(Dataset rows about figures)
- - -

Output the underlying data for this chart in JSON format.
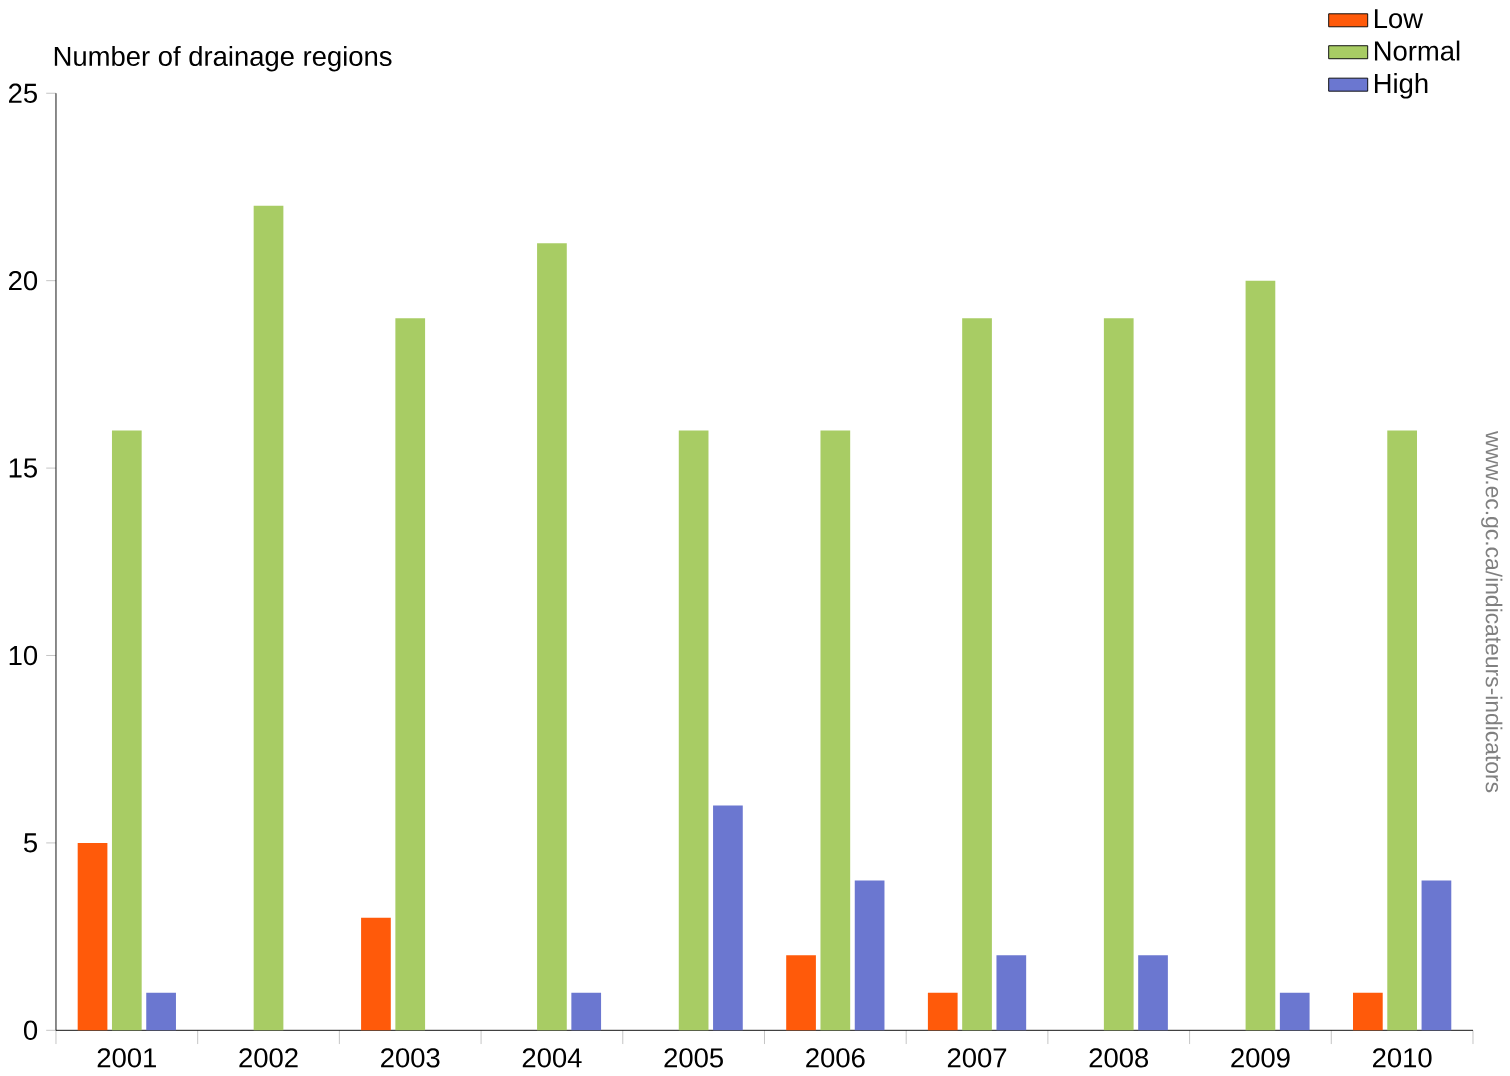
{
  "chart_data": {
    "type": "bar",
    "ylabel": "Number of drainage regions",
    "categories": [
      "2001",
      "2002",
      "2003",
      "2004",
      "2005",
      "2006",
      "2007",
      "2008",
      "2009",
      "2010"
    ],
    "series": [
      {
        "name": "Low",
        "color": "#ff5a0a",
        "values": [
          5,
          0,
          3,
          0,
          0,
          2,
          1,
          0,
          0,
          1
        ]
      },
      {
        "name": "Normal",
        "color": "#a8cc64",
        "values": [
          16,
          22,
          19,
          21,
          16,
          16,
          19,
          19,
          20,
          16
        ]
      },
      {
        "name": "High",
        "color": "#6b77d0",
        "values": [
          1,
          0,
          0,
          1,
          6,
          4,
          2,
          2,
          1,
          4
        ]
      }
    ],
    "ylim": [
      0,
      25
    ],
    "yticks": [
      0,
      5,
      10,
      15,
      20,
      25
    ],
    "grid": false,
    "legend": "top right",
    "annotations": [
      "www.ec.gc.ca/indicateurs-indicators"
    ]
  }
}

- - -

▶ **BRIEF**:
Omit the pictures, and quote the material above exactly as given.

▶ **FINISHED ANSWER**:
Output the underlying data for this chart in JSON format.
{
  "chart_data": {
    "type": "bar",
    "ylabel": "Number of drainage regions",
    "categories": [
      "2001",
      "2002",
      "2003",
      "2004",
      "2005",
      "2006",
      "2007",
      "2008",
      "2009",
      "2010"
    ],
    "series": [
      {
        "name": "Low",
        "color": "#ff5a0a",
        "values": [
          5,
          0,
          3,
          0,
          0,
          2,
          1,
          0,
          0,
          1
        ]
      },
      {
        "name": "Normal",
        "color": "#a8cc64",
        "values": [
          16,
          22,
          19,
          21,
          16,
          16,
          19,
          19,
          20,
          16
        ]
      },
      {
        "name": "High",
        "color": "#6b77d0",
        "values": [
          1,
          0,
          0,
          1,
          6,
          4,
          2,
          2,
          1,
          4
        ]
      }
    ],
    "ylim": [
      0,
      25
    ],
    "yticks": [
      0,
      5,
      10,
      15,
      20,
      25
    ],
    "grid": false,
    "legend": "top right",
    "annotations": [
      "www.ec.gc.ca/indicateurs-indicators"
    ]
  }
}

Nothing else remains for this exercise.